Dataset rows about figures
>> start
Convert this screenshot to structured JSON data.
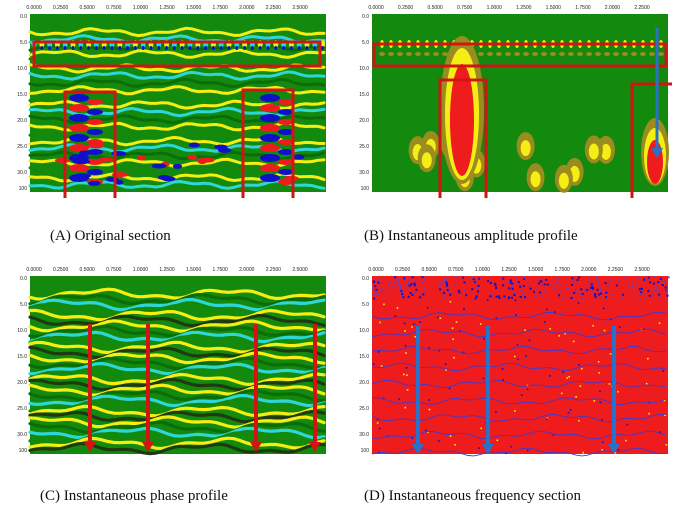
{
  "panels": [
    {
      "id": "A",
      "caption": "(A) Original section",
      "x_ticks": [
        "0.0000",
        "0.2500",
        "0.5000",
        "0.7500",
        "1.0000",
        "1.2500",
        "1.5000",
        "1.7500",
        "2.0000",
        "2.2500",
        "2.5000"
      ],
      "y_ticks": [
        "0.0",
        "5.0",
        "10.0",
        "15.0",
        "20.0",
        "25.0",
        "30.0"
      ],
      "y_bottom": "100"
    },
    {
      "id": "B",
      "caption": "(B) Instantaneous amplitude profile",
      "x_ticks": [
        "0.0000",
        "0.2500",
        "0.5000",
        "0.7500",
        "1.0000",
        "1.2500",
        "1.5000",
        "1.7500",
        "2.0000",
        "2.2500"
      ],
      "y_ticks": [
        "0.0",
        "5.0",
        "10.0",
        "15.0",
        "20.0",
        "25.0",
        "30.0"
      ],
      "y_bottom": "100"
    },
    {
      "id": "C",
      "caption": "(C) Instantaneous phase profile",
      "x_ticks": [
        "0.0000",
        "0.2500",
        "0.5000",
        "0.7500",
        "1.0000",
        "1.2500",
        "1.5000",
        "1.7500",
        "2.0000",
        "2.2500",
        "2.5000"
      ],
      "y_ticks": [
        "0.0",
        "5.0",
        "10.0",
        "15.0",
        "20.0",
        "25.0",
        "30.0"
      ],
      "y_bottom": "100"
    },
    {
      "id": "D",
      "caption": "(D) Instantaneous frequency section",
      "x_ticks": [
        "0.0000",
        "0.2500",
        "0.5000",
        "0.7500",
        "1.0000",
        "1.2500",
        "1.5000",
        "1.7500",
        "2.0000",
        "2.2500",
        "2.5000"
      ],
      "y_ticks": [
        "0.0",
        "5.0",
        "10.0",
        "15.0",
        "20.0",
        "25.0",
        "30.0"
      ],
      "y_bottom": "100"
    }
  ],
  "colors": {
    "green": "#138a0d",
    "dark_green": "#0a6e08",
    "yellow": "#f5ee14",
    "cyan": "#2fd6d6",
    "blue": "#1010c8",
    "red": "#ee1c1c",
    "olive": "#9a8c1e",
    "highlight_box": "#d21414",
    "arrow_red": "#d21414",
    "arrow_blue": "#2a72c8"
  }
}
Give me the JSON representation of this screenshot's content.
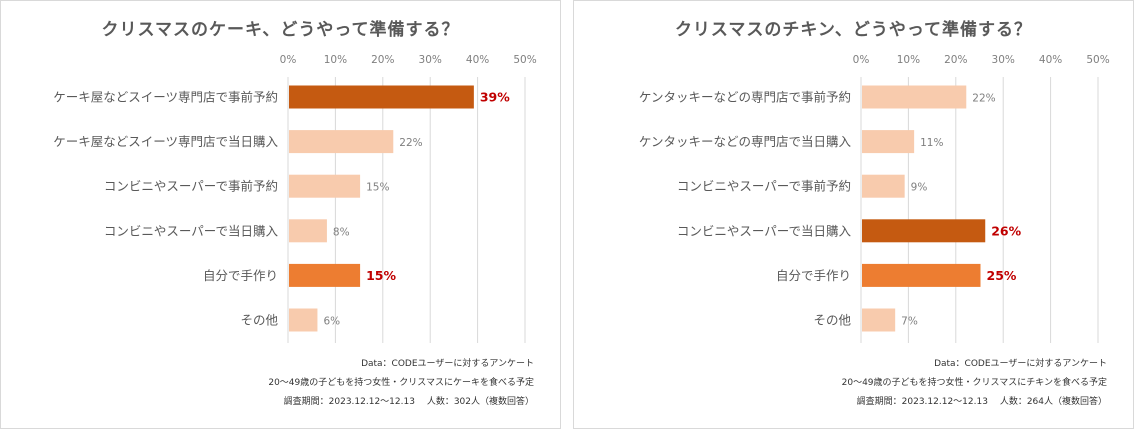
{
  "chart_data": [
    {
      "type": "bar",
      "orientation": "horizontal",
      "title": "クリスマスのケーキ、どうやって準備する？",
      "xlim": [
        0,
        50
      ],
      "ticks": [
        "0%",
        "10%",
        "20%",
        "30%",
        "40%",
        "50%"
      ],
      "tick_values": [
        0,
        10,
        20,
        30,
        40,
        50
      ],
      "categories": [
        "ケーキ屋などスイーツ専門店で事前予約",
        "ケーキ屋などスイーツ専門店で当日購入",
        "コンビニやスーパーで事前予約",
        "コンビニやスーパーで当日購入",
        "自分で手作り",
        "その他"
      ],
      "values": [
        39,
        22,
        15,
        8,
        15,
        6
      ],
      "labels": [
        "39%",
        "22%",
        "15%",
        "8%",
        "15%",
        "6%"
      ],
      "highlight": [
        "top",
        "none",
        "none",
        "none",
        "second",
        "none"
      ],
      "notes": [
        "Data：CODEユーザーに対するアンケート",
        "20～49歳の子どもを持つ女性・クリスマスにケーキを食べる予定",
        "調査期間：2023.12.12～12.13　 人数：302人（複数回答）"
      ]
    },
    {
      "type": "bar",
      "orientation": "horizontal",
      "title": "クリスマスのチキン、どうやって準備する？",
      "xlim": [
        0,
        50
      ],
      "ticks": [
        "0%",
        "10%",
        "20%",
        "30%",
        "40%",
        "50%"
      ],
      "tick_values": [
        0,
        10,
        20,
        30,
        40,
        50
      ],
      "categories": [
        "ケンタッキーなどの専門店で事前予約",
        "ケンタッキーなどの専門店で当日購入",
        "コンビニやスーパーで事前予約",
        "コンビニやスーパーで当日購入",
        "自分で手作り",
        "その他"
      ],
      "values": [
        22,
        11,
        9,
        26,
        25,
        7
      ],
      "labels": [
        "22%",
        "11%",
        "9%",
        "26%",
        "25%",
        "7%"
      ],
      "highlight": [
        "none",
        "none",
        "none",
        "top",
        "second",
        "none"
      ],
      "notes": [
        "Data：CODEユーザーに対するアンケート",
        "20～49歳の子どもを持つ女性・クリスマスにチキンを食べる予定",
        "調査期間：2023.12.12～12.13　 人数：264人（複数回答）"
      ]
    }
  ],
  "colors": {
    "top": "#c55a11",
    "second": "#ed7d31",
    "none": "#f8cbad",
    "highlight_label": "#c00000",
    "normal_label": "#7f7f7f",
    "grid": "#d9d9d9",
    "axis_text": "#7f7f7f",
    "category_text": "#595959"
  }
}
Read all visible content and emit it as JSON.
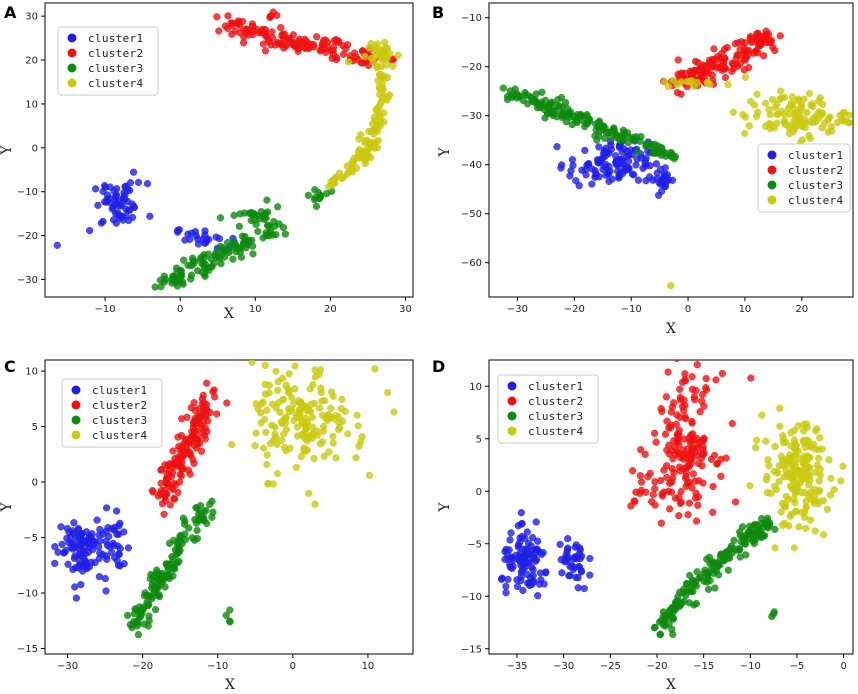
{
  "colors": {
    "cluster1": "#1f1fe6",
    "cluster2": "#ee1111",
    "cluster3": "#0e8a0e",
    "cluster4": "#c9c90f"
  },
  "chart_data": [
    {
      "type": "scatter",
      "panel_label": "A",
      "xlabel": "X",
      "ylabel": "Y",
      "xlim": [
        -18,
        31
      ],
      "ylim": [
        -34,
        33
      ],
      "xticks": [
        -10,
        0,
        10,
        20,
        30
      ],
      "yticks": [
        -30,
        -20,
        -10,
        0,
        10,
        20,
        30
      ],
      "legend": [
        "cluster1",
        "cluster2",
        "cluster3",
        "cluster4"
      ],
      "legend_position": "upper-left",
      "series": [
        {
          "name": "cluster1",
          "blobs": [
            {
              "cx": -8,
              "cy": -13,
              "sx": 1.8,
              "sy": 2.5,
              "n": 60
            },
            {
              "cx": 3,
              "cy": -20.5,
              "sx": 1.8,
              "sy": 1.3,
              "n": 25
            },
            {
              "cx": -16.5,
              "cy": -22.5,
              "sx": 0.3,
              "sy": 0.3,
              "n": 1
            },
            {
              "cx": -12,
              "cy": -19.5,
              "sx": 0.3,
              "sy": 0.3,
              "n": 1
            }
          ]
        },
        {
          "name": "cluster2",
          "path": [
            [
              6,
              28
            ],
            [
              12,
              25
            ],
            [
              22,
              22
            ],
            [
              27,
              20
            ]
          ],
          "spread": 2.2,
          "n": 140,
          "blobs": [
            {
              "cx": 12,
              "cy": 30,
              "sx": 0.8,
              "sy": 0.6,
              "n": 5
            }
          ]
        },
        {
          "name": "cluster3",
          "path": [
            [
              -2,
              -31
            ],
            [
              4,
              -25
            ],
            [
              10,
              -21
            ],
            [
              13,
              -18
            ]
          ],
          "spread": 2.0,
          "n": 110,
          "blobs": [
            {
              "cx": 10,
              "cy": -16,
              "sx": 1.8,
              "sy": 1.4,
              "n": 25
            },
            {
              "cx": 18.5,
              "cy": -11,
              "sx": 1.0,
              "sy": 1.1,
              "n": 12
            }
          ]
        },
        {
          "name": "cluster4",
          "path": [
            [
              20,
              -9
            ],
            [
              24,
              -3
            ],
            [
              26,
              3
            ],
            [
              27,
              12
            ],
            [
              27,
              22
            ]
          ],
          "spread": 1.1,
          "n": 120,
          "blobs": [
            {
              "cx": 26,
              "cy": 22,
              "sx": 1.4,
              "sy": 1.6,
              "n": 20
            }
          ]
        }
      ]
    },
    {
      "type": "scatter",
      "panel_label": "B",
      "xlabel": "X",
      "ylabel": "Y",
      "xlim": [
        -35,
        29
      ],
      "ylim": [
        -67,
        -7
      ],
      "xticks": [
        -30,
        -20,
        -10,
        0,
        10,
        20
      ],
      "yticks": [
        -60,
        -50,
        -40,
        -30,
        -20,
        -10
      ],
      "legend": [
        "cluster1",
        "cluster2",
        "cluster3",
        "cluster4"
      ],
      "legend_position": "lower-right",
      "series": [
        {
          "name": "cluster1",
          "blobs": [
            {
              "cx": -14,
              "cy": -40,
              "sx": 3.5,
              "sy": 2.3,
              "n": 110
            },
            {
              "cx": -4.5,
              "cy": -43,
              "sx": 1.2,
              "sy": 1.5,
              "n": 25
            }
          ]
        },
        {
          "name": "cluster2",
          "path": [
            [
              -2,
              -23
            ],
            [
              5,
              -20
            ],
            [
              10,
              -17
            ],
            [
              15,
              -13
            ]
          ],
          "spread": 2.4,
          "n": 160
        },
        {
          "name": "cluster3",
          "path": [
            [
              -32,
              -25
            ],
            [
              -25,
              -28
            ],
            [
              -16,
              -32
            ],
            [
              -10,
              -35
            ],
            [
              -3,
              -37.5
            ]
          ],
          "spread": 1.7,
          "n": 160
        },
        {
          "name": "cluster4",
          "blobs": [
            {
              "cx": 19,
              "cy": -30,
              "sx": 4.5,
              "sy": 2.2,
              "n": 110
            },
            {
              "cx": 0,
              "cy": -23.5,
              "sx": 2.5,
              "sy": 0.4,
              "n": 14
            },
            {
              "cx": -3,
              "cy": -64.5,
              "sx": 0.2,
              "sy": 0.2,
              "n": 1
            }
          ]
        }
      ]
    },
    {
      "type": "scatter",
      "panel_label": "C",
      "xlabel": "X",
      "ylabel": "Y",
      "xlim": [
        -33,
        16
      ],
      "ylim": [
        -15.5,
        11
      ],
      "xticks": [
        -30,
        -20,
        -10,
        0,
        10
      ],
      "yticks": [
        -15,
        -10,
        -5,
        0,
        5,
        10
      ],
      "legend": [
        "cluster1",
        "cluster2",
        "cluster3",
        "cluster4"
      ],
      "legend_position": "upper-left",
      "series": [
        {
          "name": "cluster1",
          "blobs": [
            {
              "cx": -28.5,
              "cy": -6,
              "sx": 1.6,
              "sy": 1.5,
              "n": 90
            },
            {
              "cx": -24,
              "cy": -5.5,
              "sx": 1.2,
              "sy": 1.5,
              "n": 35
            }
          ]
        },
        {
          "name": "cluster2",
          "path": [
            [
              -18,
              -2
            ],
            [
              -14,
              3
            ],
            [
              -11,
              8
            ]
          ],
          "spread": 1.5,
          "n": 150
        },
        {
          "name": "cluster3",
          "path": [
            [
              -21,
              -13
            ],
            [
              -18,
              -9
            ],
            [
              -14,
              -5
            ],
            [
              -11,
              -2
            ]
          ],
          "spread": 1.1,
          "n": 130,
          "blobs": [
            {
              "cx": -8.5,
              "cy": -12,
              "sx": 0.3,
              "sy": 0.7,
              "n": 4
            }
          ]
        },
        {
          "name": "cluster4",
          "blobs": [
            {
              "cx": 1,
              "cy": 5.5,
              "sx": 3.2,
              "sy": 2.4,
              "n": 160
            },
            {
              "cx": 12,
              "cy": 7,
              "sx": 2.5,
              "sy": 2.5,
              "n": 8
            }
          ]
        }
      ]
    },
    {
      "type": "scatter",
      "panel_label": "D",
      "xlabel": "X",
      "ylabel": "Y",
      "xlim": [
        -38,
        1
      ],
      "ylim": [
        -15.5,
        12.5
      ],
      "xticks": [
        -35,
        -30,
        -25,
        -20,
        -15,
        -10,
        -5,
        0
      ],
      "yticks": [
        -15,
        -10,
        -5,
        0,
        5,
        10
      ],
      "legend": [
        "cluster1",
        "cluster2",
        "cluster3",
        "cluster4"
      ],
      "legend_position": "upper-left",
      "series": [
        {
          "name": "cluster1",
          "blobs": [
            {
              "cx": -34,
              "cy": -7,
              "sx": 1.3,
              "sy": 1.5,
              "n": 100
            },
            {
              "cx": -29,
              "cy": -7,
              "sx": 0.8,
              "sy": 1.5,
              "n": 40
            }
          ]
        },
        {
          "name": "cluster2",
          "blobs": [
            {
              "cx": -17,
              "cy": 4.5,
              "sx": 1.7,
              "sy": 3.2,
              "n": 170
            },
            {
              "cx": -21,
              "cy": 0,
              "sx": 1.0,
              "sy": 1.0,
              "n": 15
            },
            {
              "cx": -10,
              "cy": 11,
              "sx": 0.2,
              "sy": 0.2,
              "n": 1
            }
          ]
        },
        {
          "name": "cluster3",
          "path": [
            [
              -20,
              -13
            ],
            [
              -16,
              -9
            ],
            [
              -12,
              -5.5
            ],
            [
              -8,
              -3
            ]
          ],
          "spread": 1.0,
          "n": 170,
          "blobs": [
            {
              "cx": -7.5,
              "cy": -11.8,
              "sx": 0.2,
              "sy": 0.3,
              "n": 3
            }
          ]
        },
        {
          "name": "cluster4",
          "blobs": [
            {
              "cx": -5,
              "cy": 1.5,
              "sx": 1.8,
              "sy": 2.5,
              "n": 180
            }
          ]
        }
      ]
    }
  ]
}
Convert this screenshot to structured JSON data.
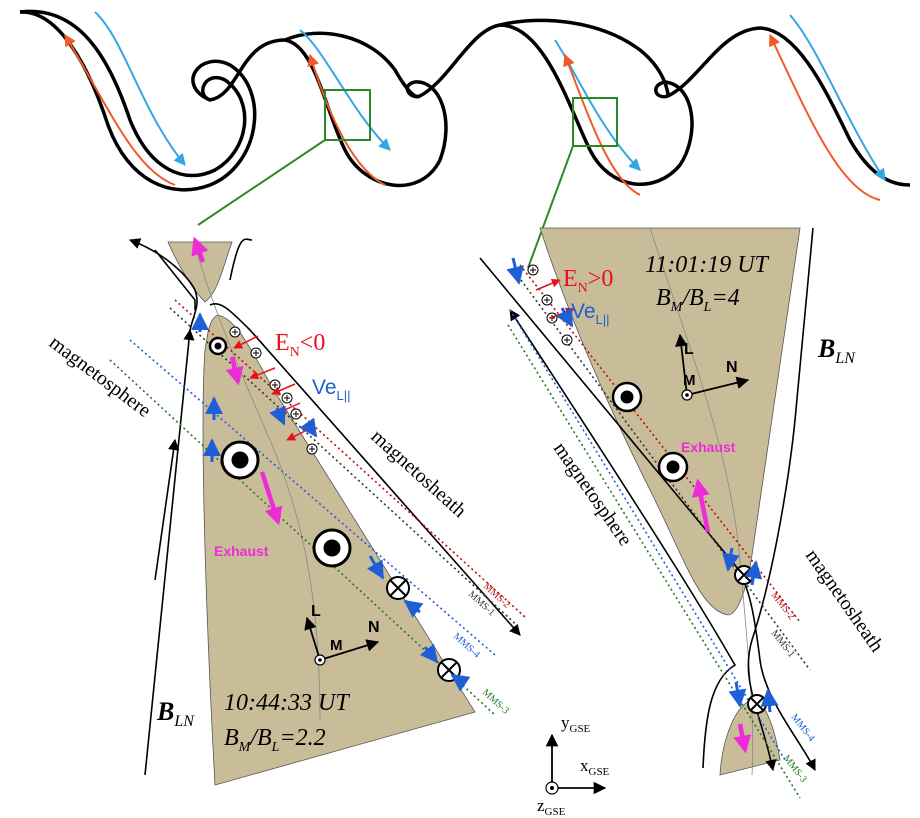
{
  "colors": {
    "exhaust_fill": "#c9bd99",
    "blue_flow": "#33a6e6",
    "red_flow": "#f05a28",
    "electric_field": "#e8101a",
    "electron_velocity": "#1f5fd6",
    "magenta": "#ee2bd8",
    "box_green": "#2a8a2a",
    "mms1": "#333333",
    "mms2": "#b80f0f",
    "mms3": "#1f7a1f",
    "mms4": "#1f5fd6"
  },
  "left_panel": {
    "time": "10:44:33 UT",
    "ratio_lhs": "B",
    "ratio_lhs_sub": "M",
    "ratio_mid": "/B",
    "ratio_mid_sub": "L",
    "ratio_rhs": "=2.2",
    "efield_main": "E",
    "efield_sub": "N",
    "efield_rest": "<0",
    "ve_main": "Ve",
    "ve_sub": "L||",
    "exhaust": "Exhaust",
    "magnetosphere": "magnetosphere",
    "magnetosheath": "magnetosheath",
    "bln_main": "B",
    "bln_sub": "LN",
    "axis_L": "L",
    "axis_M": "M",
    "axis_N": "N",
    "mms_labels": [
      "MMS-2",
      "MMS-1",
      "MMS-4",
      "MMS-3"
    ]
  },
  "right_panel": {
    "time": "11:01:19 UT",
    "ratio_lhs": "B",
    "ratio_lhs_sub": "M",
    "ratio_mid": "/B",
    "ratio_mid_sub": "L",
    "ratio_rhs": "=4",
    "efield_main": "E",
    "efield_sub": "N",
    "efield_rest": ">0",
    "ve_main": "Ve",
    "ve_sub": "L||",
    "exhaust": "Exhaust",
    "magnetosphere": "magnetosphere",
    "magnetosheath": "magnetosheath",
    "bln_main": "B",
    "bln_sub": "LN",
    "axis_L": "L",
    "axis_M": "M",
    "axis_N": "N",
    "mms_labels": [
      "MMS-2",
      "MMS-1",
      "MMS-4",
      "MMS-3"
    ]
  },
  "gse": {
    "y_main": "y",
    "y_sub": "GSE",
    "x_main": "x",
    "x_sub": "GSE",
    "z_main": "z",
    "z_sub": "GSE"
  }
}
>> end
* _WORK TO COMPLETE_: Report the number of lines in the listing where the string "title" appears, and nothing besides.

* _ANSWER IN FULL_: 2